• THE REQUEST:
Could you write out every record below exactly, leaving out any pictures?

[Records]
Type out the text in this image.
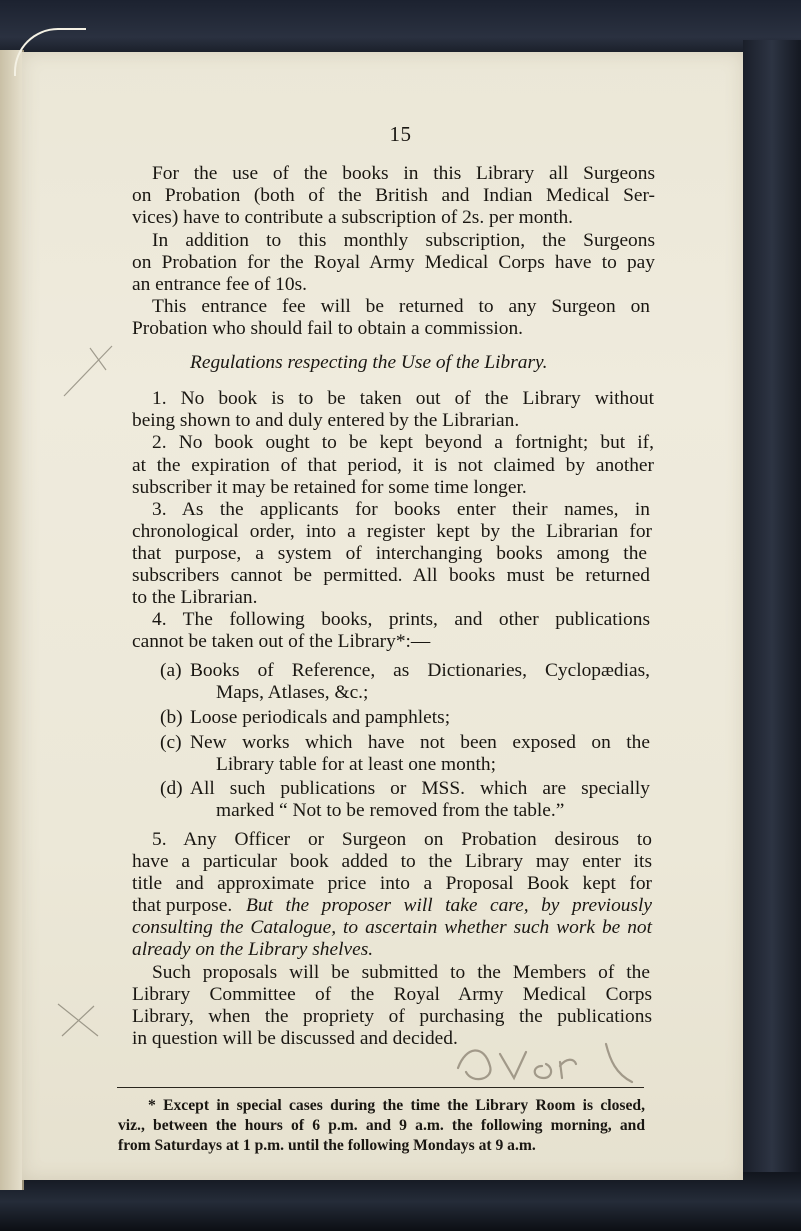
15
For the use of the books in this Library all Surgeons
on Probation (both of the British and Indian Medical Ser-
vices) have to contribute a subscription of 2s. per month.
In addition to this monthly subscription, the Surgeons
on Probation for the Royal Army Medical Corps have to pay
an entrance fee of 10s.
This entrance fee will be returned to any Surgeon on
Probation who should fail to obtain a commission.
Regulations respecting the Use of the Library.
1. No book is to be taken out of the Library without
being shown to and duly entered by the Librarian.
2. No book ought to be kept beyond a fortnight; but if,
at the expiration of that period, it is not claimed by another
subscriber it may be retained for some time longer.
3. As the applicants for books enter their names, in
chronological order, into a register kept by the Librarian for
that purpose, a system of interchanging books among the
subscribers cannot be permitted. All books must be returned
to the Librarian.
4. The following books, prints, and other publications
cannot be taken out of the Library*:—
(a) Books of Reference, as Dictionaries, Cyclopædias,
Maps, Atlases, &c.;
(b) Loose periodicals and pamphlets;
(c) New works which have not been exposed on the
Library table for at least one month;
(d) All such publications or MSS. which are specially
marked “ Not to be removed from the table.”
5. Any Officer or Surgeon on Probation desirous to
have a particular book added to the Library may enter its
title and approximate price into a Proposal Book kept for
that purpose. But the proposer will take care, by previously
consulting the Catalogue, to ascertain whether such work be not
already on the Library shelves.
Such proposals will be submitted to the Members of the
Library Committee of the Royal Army Medical Corps
Library, when the propriety of purchasing the publications
in question will be discussed and decided.
* Except in special cases during the time the Library Room is closed,
viz., between the hours of 6 p.m. and 9 a.m. the following morning, and
from Saturdays at 1 p.m. until the following Mondays at 9 a.m.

• CORRECT OUTPUT:
Type out the text in this image.
15
For the use of the books in this Library all Surgeons
on Probation (both of the British and Indian Medical Ser-
vices) have to contribute a subscription of 2s. per month.
In addition to this monthly subscription, the Surgeons
on Probation for the Royal Army Medical Corps have to pay
an entrance fee of 10s.
This entrance fee will be returned to any Surgeon on
Probation who should fail to obtain a commission.
Regulations respecting the Use of the Library.
1. No book is to be taken out of the Library without
being shown to and duly entered by the Librarian.
2. No book ought to be kept beyond a fortnight; but if,
at the expiration of that period, it is not claimed by another
subscriber it may be retained for some time longer.
3. As the applicants for books enter their names, in
chronological order, into a register kept by the Librarian for
that purpose, a system of interchanging books among the
subscribers cannot be permitted. All books must be returned
to the Librarian.
4. The following books, prints, and other publications
cannot be taken out of the Library*:—
(a) Books of Reference, as Dictionaries, Cyclopædias,
Maps, Atlases, &c.;
(b) Loose periodicals and pamphlets;
(c) New works which have not been exposed on the
Library table for at least one month;
(d) All such publications or MSS. which are specially
marked “ Not to be removed from the table.”
5. Any Officer or Surgeon on Probation desirous to
have a particular book added to the Library may enter its
title and approximate price into a Proposal Book kept for
that purpose. But the proposer will take care, by previously
consulting the Catalogue, to ascertain whether such work be not
already on the Library shelves.
Such proposals will be submitted to the Members of the
Library Committee of the Royal Army Medical Corps
Library, when the propriety of purchasing the publications
in question will be discussed and decided.
* Except in special cases during the time the Library Room is closed,
viz., between the hours of 6 p.m. and 9 a.m. the following morning, and
from Saturdays at 1 p.m. until the following Mondays at 9 a.m.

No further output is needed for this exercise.